#### SHORT EXERCISE:
Find the string "JSON" and gather every line that holds it.

--- Begin RECORDS TO USE ---

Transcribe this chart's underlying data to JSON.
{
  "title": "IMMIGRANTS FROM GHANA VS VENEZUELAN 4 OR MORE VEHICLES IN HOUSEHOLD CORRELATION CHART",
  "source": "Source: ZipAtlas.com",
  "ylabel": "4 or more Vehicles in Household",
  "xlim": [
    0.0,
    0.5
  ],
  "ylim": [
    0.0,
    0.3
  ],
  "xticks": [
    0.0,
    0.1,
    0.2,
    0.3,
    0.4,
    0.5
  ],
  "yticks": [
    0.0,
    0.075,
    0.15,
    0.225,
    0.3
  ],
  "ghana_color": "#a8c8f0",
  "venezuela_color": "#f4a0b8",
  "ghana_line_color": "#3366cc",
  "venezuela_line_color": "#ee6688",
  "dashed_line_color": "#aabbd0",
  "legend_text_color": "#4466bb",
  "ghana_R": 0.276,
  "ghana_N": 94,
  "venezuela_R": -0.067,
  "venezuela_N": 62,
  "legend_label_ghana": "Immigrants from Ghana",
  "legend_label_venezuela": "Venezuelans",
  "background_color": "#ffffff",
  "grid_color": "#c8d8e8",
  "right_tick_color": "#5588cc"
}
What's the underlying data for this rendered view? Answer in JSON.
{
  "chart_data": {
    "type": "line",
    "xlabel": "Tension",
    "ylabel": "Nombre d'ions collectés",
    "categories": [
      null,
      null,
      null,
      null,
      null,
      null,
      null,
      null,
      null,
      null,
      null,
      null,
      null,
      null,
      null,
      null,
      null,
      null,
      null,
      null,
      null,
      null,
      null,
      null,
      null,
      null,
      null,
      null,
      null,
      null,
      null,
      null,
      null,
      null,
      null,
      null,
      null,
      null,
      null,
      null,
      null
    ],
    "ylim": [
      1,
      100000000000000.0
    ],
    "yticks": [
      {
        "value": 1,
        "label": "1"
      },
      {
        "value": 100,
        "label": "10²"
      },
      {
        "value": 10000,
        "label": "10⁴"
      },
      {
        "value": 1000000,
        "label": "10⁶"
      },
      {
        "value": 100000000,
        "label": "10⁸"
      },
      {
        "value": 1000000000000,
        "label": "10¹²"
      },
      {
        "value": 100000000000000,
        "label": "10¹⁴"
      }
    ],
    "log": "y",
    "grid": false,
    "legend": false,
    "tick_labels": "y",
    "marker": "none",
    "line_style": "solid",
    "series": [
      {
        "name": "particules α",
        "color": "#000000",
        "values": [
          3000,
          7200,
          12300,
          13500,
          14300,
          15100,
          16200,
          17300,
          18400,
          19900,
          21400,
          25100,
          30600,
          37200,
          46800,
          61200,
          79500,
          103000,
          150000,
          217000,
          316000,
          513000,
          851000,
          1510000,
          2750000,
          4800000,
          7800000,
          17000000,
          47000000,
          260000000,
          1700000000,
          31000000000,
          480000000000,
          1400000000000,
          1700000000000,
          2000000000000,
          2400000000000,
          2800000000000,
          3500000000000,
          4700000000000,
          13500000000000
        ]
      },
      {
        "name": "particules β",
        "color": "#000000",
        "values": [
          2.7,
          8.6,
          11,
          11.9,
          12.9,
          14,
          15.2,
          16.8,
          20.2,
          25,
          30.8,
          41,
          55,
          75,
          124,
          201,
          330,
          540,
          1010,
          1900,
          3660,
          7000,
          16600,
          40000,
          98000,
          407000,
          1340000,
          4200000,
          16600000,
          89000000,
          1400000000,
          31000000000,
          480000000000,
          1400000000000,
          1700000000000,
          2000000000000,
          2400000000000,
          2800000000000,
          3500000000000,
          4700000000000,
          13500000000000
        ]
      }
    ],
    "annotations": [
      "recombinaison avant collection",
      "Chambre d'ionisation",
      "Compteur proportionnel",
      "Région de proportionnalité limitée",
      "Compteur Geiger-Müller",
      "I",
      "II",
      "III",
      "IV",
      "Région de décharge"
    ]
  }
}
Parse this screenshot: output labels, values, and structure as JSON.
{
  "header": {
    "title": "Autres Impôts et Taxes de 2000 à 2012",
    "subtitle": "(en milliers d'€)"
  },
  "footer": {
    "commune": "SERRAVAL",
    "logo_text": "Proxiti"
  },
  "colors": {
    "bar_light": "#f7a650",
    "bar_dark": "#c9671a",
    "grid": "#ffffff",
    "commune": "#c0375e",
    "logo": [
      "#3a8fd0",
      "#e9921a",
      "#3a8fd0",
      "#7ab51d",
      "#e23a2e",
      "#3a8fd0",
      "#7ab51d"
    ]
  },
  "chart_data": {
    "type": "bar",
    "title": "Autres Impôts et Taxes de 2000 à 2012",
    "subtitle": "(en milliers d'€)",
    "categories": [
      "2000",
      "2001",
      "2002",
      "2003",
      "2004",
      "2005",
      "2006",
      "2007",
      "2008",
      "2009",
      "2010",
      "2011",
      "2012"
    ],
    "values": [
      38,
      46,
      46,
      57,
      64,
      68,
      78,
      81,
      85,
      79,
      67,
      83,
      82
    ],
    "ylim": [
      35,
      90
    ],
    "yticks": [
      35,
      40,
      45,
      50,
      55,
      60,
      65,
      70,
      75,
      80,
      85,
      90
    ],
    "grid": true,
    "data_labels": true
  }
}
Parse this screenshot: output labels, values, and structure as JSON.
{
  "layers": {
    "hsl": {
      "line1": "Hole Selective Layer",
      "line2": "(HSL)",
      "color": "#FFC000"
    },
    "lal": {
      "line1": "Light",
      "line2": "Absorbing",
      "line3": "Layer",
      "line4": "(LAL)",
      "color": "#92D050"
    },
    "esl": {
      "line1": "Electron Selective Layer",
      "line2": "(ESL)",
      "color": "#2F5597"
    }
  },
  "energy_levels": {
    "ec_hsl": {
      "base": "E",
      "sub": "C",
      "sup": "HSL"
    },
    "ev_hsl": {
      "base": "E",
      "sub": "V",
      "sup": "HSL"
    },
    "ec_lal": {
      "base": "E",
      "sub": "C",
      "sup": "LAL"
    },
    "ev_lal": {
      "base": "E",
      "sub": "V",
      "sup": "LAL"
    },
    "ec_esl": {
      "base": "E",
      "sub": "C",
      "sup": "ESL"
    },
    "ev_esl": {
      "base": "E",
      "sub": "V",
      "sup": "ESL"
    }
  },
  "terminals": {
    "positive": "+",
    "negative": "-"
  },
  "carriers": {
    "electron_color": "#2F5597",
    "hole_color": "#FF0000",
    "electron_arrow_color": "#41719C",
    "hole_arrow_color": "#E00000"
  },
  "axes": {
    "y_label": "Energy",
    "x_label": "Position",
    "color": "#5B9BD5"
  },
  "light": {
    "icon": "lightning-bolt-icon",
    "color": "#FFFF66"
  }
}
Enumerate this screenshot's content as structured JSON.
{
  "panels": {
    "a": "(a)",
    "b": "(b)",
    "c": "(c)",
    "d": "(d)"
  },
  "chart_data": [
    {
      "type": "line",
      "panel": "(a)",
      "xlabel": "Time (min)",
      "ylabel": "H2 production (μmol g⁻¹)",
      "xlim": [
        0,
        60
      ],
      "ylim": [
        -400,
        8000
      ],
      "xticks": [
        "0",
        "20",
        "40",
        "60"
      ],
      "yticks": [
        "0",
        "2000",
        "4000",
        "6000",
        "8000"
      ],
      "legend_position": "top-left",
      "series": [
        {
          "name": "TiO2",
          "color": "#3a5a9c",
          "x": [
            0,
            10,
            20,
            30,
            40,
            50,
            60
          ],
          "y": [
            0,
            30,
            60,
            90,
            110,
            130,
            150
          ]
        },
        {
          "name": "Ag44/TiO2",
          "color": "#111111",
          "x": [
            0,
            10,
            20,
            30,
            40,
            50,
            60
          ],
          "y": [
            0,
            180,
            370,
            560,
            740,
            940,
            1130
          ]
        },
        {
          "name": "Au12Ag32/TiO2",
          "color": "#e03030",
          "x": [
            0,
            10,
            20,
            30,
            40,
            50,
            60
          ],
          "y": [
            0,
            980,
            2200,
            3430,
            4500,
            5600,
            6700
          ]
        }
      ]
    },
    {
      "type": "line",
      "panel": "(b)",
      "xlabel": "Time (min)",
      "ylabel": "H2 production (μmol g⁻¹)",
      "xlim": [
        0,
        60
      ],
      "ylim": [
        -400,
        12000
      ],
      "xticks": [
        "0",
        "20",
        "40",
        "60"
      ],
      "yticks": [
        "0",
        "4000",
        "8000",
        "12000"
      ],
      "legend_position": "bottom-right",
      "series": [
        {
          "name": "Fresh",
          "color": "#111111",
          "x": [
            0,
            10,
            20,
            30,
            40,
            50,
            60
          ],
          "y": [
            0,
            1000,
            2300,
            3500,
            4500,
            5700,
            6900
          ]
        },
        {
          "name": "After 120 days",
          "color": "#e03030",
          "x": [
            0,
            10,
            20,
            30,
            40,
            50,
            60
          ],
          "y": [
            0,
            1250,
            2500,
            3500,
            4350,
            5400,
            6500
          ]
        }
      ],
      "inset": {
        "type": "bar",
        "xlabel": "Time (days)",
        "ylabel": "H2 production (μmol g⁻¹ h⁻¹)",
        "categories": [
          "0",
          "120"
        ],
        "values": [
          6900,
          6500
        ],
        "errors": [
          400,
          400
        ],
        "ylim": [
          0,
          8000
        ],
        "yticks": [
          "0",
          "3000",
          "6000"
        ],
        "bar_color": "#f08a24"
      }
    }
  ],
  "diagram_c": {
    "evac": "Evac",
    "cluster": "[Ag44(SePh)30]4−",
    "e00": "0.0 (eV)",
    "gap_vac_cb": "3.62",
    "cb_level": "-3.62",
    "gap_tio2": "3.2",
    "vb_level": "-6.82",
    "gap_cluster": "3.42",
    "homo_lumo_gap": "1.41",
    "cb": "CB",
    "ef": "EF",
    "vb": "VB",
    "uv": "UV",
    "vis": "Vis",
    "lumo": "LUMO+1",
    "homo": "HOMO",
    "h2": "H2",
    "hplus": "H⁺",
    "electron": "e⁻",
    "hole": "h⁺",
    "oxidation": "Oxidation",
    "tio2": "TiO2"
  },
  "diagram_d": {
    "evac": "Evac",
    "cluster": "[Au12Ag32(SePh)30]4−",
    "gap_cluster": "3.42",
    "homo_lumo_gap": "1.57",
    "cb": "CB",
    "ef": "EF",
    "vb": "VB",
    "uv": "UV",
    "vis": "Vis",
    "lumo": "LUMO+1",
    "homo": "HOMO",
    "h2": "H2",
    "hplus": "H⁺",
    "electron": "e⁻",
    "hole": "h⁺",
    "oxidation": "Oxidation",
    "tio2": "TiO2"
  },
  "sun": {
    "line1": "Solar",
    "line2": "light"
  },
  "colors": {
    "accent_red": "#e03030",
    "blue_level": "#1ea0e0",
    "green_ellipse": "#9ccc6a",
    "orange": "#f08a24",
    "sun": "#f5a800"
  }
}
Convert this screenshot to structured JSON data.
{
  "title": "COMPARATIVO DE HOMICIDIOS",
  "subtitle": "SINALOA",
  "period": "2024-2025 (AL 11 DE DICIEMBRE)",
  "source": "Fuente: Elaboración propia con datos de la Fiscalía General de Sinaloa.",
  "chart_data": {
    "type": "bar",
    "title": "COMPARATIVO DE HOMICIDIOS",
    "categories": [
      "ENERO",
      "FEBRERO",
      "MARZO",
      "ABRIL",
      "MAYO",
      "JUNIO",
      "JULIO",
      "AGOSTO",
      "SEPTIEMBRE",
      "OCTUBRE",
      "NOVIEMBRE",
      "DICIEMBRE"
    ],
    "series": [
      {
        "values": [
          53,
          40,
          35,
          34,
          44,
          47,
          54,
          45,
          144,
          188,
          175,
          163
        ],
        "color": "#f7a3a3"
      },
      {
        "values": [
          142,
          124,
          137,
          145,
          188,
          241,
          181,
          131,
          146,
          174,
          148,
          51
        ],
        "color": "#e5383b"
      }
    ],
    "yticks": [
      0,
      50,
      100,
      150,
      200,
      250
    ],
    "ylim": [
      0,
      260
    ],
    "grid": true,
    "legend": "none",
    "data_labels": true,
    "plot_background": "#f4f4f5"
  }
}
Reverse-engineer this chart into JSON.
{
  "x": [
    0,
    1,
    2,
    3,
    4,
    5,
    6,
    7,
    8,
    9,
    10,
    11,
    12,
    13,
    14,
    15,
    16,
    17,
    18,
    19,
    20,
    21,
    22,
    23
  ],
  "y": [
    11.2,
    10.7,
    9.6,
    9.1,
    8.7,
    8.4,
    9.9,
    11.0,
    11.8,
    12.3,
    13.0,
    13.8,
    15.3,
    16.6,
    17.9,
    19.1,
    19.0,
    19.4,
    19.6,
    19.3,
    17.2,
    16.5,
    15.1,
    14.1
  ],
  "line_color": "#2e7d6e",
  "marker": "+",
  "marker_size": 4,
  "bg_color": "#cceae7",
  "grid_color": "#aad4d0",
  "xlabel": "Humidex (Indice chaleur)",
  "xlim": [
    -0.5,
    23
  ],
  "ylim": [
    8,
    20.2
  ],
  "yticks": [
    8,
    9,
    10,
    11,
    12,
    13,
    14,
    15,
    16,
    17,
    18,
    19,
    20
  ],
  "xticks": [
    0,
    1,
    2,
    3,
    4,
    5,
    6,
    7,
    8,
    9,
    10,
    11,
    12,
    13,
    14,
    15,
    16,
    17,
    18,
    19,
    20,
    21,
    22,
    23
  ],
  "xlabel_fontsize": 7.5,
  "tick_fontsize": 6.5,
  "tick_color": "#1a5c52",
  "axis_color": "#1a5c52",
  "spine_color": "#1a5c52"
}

--- End RECORDS TO USE ---

#### ANSWER FOR THE TASK:
Transcribe this chart's underlying data to JSON.
What's the underlying data for this rendered view? Answer in JSON.
Parse this screenshot: output labels, values, and structure as JSON.
Parse this screenshot: output labels, values, and structure as JSON.
Enumerate this screenshot's content as structured JSON.
Convert this screenshot to structured JSON data.
Reverse-engineer this chart into JSON.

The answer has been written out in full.